* _Job_:
Search the material for the word "збиток" and copy each line that holds it.

[START Available data]

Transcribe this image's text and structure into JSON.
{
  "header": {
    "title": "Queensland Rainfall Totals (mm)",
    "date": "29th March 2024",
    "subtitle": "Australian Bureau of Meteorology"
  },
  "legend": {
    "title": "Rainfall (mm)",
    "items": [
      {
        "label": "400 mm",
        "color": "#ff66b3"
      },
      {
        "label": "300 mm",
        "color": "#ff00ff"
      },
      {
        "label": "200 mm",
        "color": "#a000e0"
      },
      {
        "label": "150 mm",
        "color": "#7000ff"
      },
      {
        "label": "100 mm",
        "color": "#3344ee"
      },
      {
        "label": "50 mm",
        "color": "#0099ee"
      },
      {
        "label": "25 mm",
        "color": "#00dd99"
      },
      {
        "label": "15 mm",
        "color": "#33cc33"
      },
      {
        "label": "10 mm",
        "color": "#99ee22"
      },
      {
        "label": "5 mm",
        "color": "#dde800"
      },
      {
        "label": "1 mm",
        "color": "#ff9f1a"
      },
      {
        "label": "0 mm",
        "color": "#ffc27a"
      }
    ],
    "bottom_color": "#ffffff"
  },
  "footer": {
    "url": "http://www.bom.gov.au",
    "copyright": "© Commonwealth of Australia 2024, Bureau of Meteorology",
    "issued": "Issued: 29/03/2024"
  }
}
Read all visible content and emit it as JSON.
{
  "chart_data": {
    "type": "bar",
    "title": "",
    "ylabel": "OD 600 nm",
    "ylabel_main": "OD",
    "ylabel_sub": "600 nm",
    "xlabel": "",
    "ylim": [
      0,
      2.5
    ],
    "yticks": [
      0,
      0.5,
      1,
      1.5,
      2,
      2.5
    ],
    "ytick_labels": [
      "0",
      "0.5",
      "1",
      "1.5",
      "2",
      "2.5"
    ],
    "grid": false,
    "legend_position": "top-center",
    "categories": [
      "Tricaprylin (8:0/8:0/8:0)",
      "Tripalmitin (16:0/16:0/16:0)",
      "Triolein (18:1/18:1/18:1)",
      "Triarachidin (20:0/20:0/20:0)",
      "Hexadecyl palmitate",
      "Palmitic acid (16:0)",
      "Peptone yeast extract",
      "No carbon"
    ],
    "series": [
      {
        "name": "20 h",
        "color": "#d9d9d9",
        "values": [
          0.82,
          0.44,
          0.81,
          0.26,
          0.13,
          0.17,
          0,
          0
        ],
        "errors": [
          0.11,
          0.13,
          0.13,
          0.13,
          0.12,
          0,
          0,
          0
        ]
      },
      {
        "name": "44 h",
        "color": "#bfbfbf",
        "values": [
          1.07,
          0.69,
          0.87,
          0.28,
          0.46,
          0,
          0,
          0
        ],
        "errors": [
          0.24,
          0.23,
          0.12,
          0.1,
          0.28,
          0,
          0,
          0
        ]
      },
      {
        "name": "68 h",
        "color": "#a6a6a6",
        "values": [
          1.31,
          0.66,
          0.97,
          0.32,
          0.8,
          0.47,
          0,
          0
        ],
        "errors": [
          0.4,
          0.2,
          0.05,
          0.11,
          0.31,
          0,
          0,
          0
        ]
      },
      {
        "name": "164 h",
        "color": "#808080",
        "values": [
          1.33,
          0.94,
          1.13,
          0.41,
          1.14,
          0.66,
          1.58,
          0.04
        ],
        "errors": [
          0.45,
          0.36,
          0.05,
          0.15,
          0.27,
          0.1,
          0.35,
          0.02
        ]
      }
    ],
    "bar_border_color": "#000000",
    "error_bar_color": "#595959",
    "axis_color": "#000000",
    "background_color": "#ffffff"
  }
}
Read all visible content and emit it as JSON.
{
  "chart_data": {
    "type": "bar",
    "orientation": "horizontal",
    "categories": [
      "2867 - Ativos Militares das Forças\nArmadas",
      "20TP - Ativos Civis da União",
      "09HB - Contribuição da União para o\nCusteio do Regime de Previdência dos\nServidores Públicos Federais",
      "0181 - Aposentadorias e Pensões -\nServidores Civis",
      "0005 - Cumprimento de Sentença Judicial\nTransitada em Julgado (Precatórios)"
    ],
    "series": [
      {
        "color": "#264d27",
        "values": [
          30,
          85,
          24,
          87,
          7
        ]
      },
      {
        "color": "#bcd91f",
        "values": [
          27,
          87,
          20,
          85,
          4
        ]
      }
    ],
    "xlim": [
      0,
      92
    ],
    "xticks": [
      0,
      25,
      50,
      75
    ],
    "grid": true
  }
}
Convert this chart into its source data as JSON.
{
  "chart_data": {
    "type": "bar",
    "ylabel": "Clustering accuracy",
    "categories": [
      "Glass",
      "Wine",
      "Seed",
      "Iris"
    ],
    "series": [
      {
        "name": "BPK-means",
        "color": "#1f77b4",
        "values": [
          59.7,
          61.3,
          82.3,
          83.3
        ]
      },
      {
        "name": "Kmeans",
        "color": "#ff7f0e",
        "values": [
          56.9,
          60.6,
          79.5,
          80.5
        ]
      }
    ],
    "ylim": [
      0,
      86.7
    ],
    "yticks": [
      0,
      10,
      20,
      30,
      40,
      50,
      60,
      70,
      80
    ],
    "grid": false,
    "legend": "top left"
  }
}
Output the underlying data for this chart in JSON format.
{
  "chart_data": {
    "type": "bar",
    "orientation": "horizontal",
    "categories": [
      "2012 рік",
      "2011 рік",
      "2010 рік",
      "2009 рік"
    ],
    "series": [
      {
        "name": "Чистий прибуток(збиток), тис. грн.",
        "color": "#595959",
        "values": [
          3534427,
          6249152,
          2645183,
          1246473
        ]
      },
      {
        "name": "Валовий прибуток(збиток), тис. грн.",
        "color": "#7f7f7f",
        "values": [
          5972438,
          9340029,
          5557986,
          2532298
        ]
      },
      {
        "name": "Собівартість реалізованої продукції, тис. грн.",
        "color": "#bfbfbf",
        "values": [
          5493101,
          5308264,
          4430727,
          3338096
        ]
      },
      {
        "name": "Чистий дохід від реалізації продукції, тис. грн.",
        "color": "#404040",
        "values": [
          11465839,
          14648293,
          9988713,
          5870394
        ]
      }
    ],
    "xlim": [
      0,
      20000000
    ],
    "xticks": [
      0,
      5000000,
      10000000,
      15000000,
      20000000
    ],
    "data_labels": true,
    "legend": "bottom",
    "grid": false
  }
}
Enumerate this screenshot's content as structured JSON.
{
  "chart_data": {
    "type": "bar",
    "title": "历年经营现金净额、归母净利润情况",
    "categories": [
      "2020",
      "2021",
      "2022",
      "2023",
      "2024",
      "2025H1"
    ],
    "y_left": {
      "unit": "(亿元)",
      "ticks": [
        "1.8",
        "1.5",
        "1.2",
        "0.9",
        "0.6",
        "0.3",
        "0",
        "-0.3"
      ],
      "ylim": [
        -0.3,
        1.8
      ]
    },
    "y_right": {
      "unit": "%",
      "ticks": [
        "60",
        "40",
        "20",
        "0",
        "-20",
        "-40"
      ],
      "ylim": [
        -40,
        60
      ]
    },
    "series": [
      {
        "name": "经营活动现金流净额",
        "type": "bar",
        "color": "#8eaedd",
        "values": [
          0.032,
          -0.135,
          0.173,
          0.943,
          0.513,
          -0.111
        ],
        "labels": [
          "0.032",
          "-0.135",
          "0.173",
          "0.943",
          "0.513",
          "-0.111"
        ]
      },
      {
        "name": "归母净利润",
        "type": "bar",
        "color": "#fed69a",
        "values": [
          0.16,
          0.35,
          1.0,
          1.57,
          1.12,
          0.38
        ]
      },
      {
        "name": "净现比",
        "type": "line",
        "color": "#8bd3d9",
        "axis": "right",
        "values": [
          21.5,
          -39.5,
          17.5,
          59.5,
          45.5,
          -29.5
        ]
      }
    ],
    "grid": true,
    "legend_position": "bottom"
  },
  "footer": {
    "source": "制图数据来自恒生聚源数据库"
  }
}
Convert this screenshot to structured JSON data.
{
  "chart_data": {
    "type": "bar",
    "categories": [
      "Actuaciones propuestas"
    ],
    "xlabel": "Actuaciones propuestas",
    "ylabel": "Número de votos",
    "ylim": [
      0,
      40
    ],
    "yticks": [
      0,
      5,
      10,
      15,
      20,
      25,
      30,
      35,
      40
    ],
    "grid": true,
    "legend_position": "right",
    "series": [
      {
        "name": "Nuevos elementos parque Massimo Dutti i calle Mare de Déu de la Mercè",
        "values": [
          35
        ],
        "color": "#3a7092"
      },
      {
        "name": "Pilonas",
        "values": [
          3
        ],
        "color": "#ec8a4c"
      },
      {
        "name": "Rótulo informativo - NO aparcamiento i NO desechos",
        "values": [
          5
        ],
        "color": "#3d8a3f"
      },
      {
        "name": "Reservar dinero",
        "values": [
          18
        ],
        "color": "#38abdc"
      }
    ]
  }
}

[END Available data]

* _The reply_:
        "name": "Чистий прибуток(збиток), тис. грн.",
        "name": "Валовий прибуток(збиток), тис. грн.",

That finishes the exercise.